QUESITI E COMPITI ->
1. Risponda alle seguenti domande sull'articolo su Scalabrine:
(a) In quale anno e con quale scelta Scalabrine fu selezionato al draft?
(b) In quale città nacque Scalabrine?
(c) Con quale record chiuse la squadra dell'Highline College nella sua prima esperienza?
2. Riscriva l'articolo su Scalabrine in tutto ciò che va da "Questa è, più" fino a "di Brian Scalabrine.", sostituendo "asciugamani" con "bandiere".
3. Prosegua l'articolo su Scalabrine a partire dall'ultima frase riportata.

TESTO DI LETTURA ->
“Aveva il potenziale per essere qualunque cosa: un gigante, il testimonial di punta di Dolce e Gabbana, il primo dittatore degli Stati Uniti o addirittura il primo essere umano a piegare la struttura stessa del tempo e a condurre la terra in un nuovo Rinascimento: ma tra tutti i doni tra cui poteva scegliere, lui decise di conferirne uno solo al suo popolo – il basket.”
Questa è, più o meno,è l’introduzione che fornisce il sito internet a lui dedicato; capelli talmente rossi da essere nominato membro della famiglia Weasley ad honorem, fisico da sollevatore di polemiche, elevazione non pervenuta, una tale padronanza della tecnica dello sventolamento di asciugamani da far impallidire persino Robert Sacre: parliamo ovviamente di the man, the myth, the legend, ossia di Brian Scalabrine.
Inevitabilmente, qualcuno di voi non lo conoscerà: ebbene, parliamo di un’ala grande scelta al turno numero 34 del secondo giro del draft del 2001, che ha giocato per 11 anni in NBA e ha totalizzato in media 3 punti, 2 rimbalzi e 1 assist in carriera.
Immagino sarete confusi: come può un semplice panchinaro essere descritto allo stesso tempo con toni epici e parodici? Quello che cercheremo di scoprire attraverso quest’articolo è proprio la risposta a questa domanda, analizzando la fenomenologia – ammazza come parlo bene – del personaggio di Scalabrine. Certo, essendo io l’autore dell’articolo potrei svelarvi già adesso la risposta, se mi inviate un bonifico. No? Ok, ve la siete voluta voi, procediamo.
Brian, il giocatore
Nato a Long Beach in California, in una famiglia di sei persone, Scalabrine ebbe una carriera NCAA migliore di quella che potreste immaginare: nella sua prima esperienza, iniziata nel 1996, all’Highline College di Des Moines, giocando per i Thunderbirds (dite la verità, lo credevate più uno da InternetExpolers – ok, attendo le querele) aveva totalizzato circa 13 punti, 9 rimbalzi e 2 assist di media, mettendo a referto diciassette doppie-doppie, mentre la squadra portava a casa un record di 31-1 vincendo il campionato statale.

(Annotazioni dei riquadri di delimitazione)

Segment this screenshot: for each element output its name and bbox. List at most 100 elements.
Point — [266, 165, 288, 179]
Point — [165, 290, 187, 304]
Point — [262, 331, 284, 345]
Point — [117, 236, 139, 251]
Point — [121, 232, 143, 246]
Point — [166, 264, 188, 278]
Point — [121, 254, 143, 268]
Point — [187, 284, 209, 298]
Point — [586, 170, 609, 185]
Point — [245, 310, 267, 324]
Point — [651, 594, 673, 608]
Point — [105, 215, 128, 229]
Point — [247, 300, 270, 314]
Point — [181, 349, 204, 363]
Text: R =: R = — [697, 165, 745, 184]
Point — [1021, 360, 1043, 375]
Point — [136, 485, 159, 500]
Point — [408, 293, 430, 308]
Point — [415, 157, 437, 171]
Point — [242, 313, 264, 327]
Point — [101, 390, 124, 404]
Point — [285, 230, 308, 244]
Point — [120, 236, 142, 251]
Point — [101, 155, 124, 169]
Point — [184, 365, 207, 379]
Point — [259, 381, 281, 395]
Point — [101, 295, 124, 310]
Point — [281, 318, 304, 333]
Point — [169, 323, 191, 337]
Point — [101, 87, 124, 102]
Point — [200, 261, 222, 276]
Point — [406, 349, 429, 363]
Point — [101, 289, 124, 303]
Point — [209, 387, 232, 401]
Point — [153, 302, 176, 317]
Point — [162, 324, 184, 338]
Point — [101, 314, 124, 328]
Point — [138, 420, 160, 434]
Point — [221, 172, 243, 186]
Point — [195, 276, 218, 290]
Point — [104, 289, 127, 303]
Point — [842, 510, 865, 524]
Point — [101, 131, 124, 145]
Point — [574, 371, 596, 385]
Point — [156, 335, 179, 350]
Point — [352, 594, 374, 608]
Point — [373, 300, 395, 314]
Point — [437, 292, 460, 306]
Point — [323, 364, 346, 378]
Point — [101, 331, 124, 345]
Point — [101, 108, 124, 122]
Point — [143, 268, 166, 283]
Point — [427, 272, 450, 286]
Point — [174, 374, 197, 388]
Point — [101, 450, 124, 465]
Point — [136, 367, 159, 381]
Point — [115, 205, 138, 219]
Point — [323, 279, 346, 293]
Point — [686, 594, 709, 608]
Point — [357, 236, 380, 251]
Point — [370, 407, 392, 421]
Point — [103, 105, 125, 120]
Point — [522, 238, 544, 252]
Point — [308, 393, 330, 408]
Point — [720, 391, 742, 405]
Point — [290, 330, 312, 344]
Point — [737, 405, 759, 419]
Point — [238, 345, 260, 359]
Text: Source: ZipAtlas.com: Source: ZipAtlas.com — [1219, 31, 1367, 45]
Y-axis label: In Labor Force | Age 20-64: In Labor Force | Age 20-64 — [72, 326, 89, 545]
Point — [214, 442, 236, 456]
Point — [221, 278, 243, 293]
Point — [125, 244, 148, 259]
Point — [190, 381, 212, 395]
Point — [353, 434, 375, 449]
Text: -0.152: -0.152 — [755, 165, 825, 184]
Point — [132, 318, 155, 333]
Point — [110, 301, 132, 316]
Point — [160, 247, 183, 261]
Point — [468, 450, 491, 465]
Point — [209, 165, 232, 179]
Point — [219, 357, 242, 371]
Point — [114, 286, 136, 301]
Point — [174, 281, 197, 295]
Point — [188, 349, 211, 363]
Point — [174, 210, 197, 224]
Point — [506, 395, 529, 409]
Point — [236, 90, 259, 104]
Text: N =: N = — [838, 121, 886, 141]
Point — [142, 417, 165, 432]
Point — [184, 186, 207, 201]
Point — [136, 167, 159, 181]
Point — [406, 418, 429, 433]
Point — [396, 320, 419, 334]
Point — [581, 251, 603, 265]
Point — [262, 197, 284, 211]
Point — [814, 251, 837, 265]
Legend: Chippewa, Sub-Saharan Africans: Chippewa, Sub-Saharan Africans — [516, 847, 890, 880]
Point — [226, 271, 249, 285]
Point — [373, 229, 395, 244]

RISPOSTE PER QUESITO ->
1.
(a) Nel draft del 2001, al turno numero 34 del secondo giro.
(b) A Long Beach, in California.
(c) Con un record di 31-1.

2.
Questa è, più o meno,è l’introduzione che fornisce il sito internet a lui dedicato; capelli talmente rossi da essere nominato membro della famiglia Weasley ad honorem, fisico da sollevatore di polemiche, elevazione non pervenuta, una tale padronanza della tecnica dello sventolamento di bandiere da far impallidire persino Robert Sacre: parliamo ovviamente di the man, the myth, the legend, ossia di Brian Scalabrine.

3.
Nel 1998 si era trasferito alla University of Southern California dove, forse in un presagio del suo futuro da eroe mitologico, giocò per i Trojans. Anche qui mise su numeri di tutto rispetto, con 14 punti e 6 rimbalzi di media, e nel suo anno da senior la squadra arrivò anche al torneo NCAA, dove furono eliminati alle Elite Eight dalla più quotata Duke, che vantava elementi del calibro di Jason Williams, Carlos Boozer, Mike Dunleavy Jr. e Chris Duhon.
Fu scelto alla 34esima scelta del secondo giro dai fortissimi Nets, che avevano a roster Jason Kidd, Keith Van Horn, Kenyon Martin e Richard Jefferson, orchestrati da coach Byron Scott,che quell’anno arrivarono alle Finals. Brian rischiò di vincere l’anello nella stagione da rookie, ma O’Neal e Bryant non erano della stessa idea e i Nets vennero spazzati via 4 a 0.
Sarebbe giunto, forse, il momento della vendetta per Brian, ma era effettivamente troppo presto per cercare la gloria: aveva ancora molto da imparare, e se c’è un posto dove si impara bene è proprio la cara vecchia panchina, la sua più fedele compagna durante il decennio trascorso in NBA.
Nelle due stagioni successive i Nets furono eliminati sempre dalla squadra campione, dagli Spurs alle Finals del 2003 e dai Pistons alle semifinali di conference del 2004.
Proprio nella serie contro i Pistons, in gara 5 al Palace, mise in scena una grandissima prestazione mettendo a segno 17 punti, insaccando 4 triple su 4 di cui una fondamentale durante il terzo overtime.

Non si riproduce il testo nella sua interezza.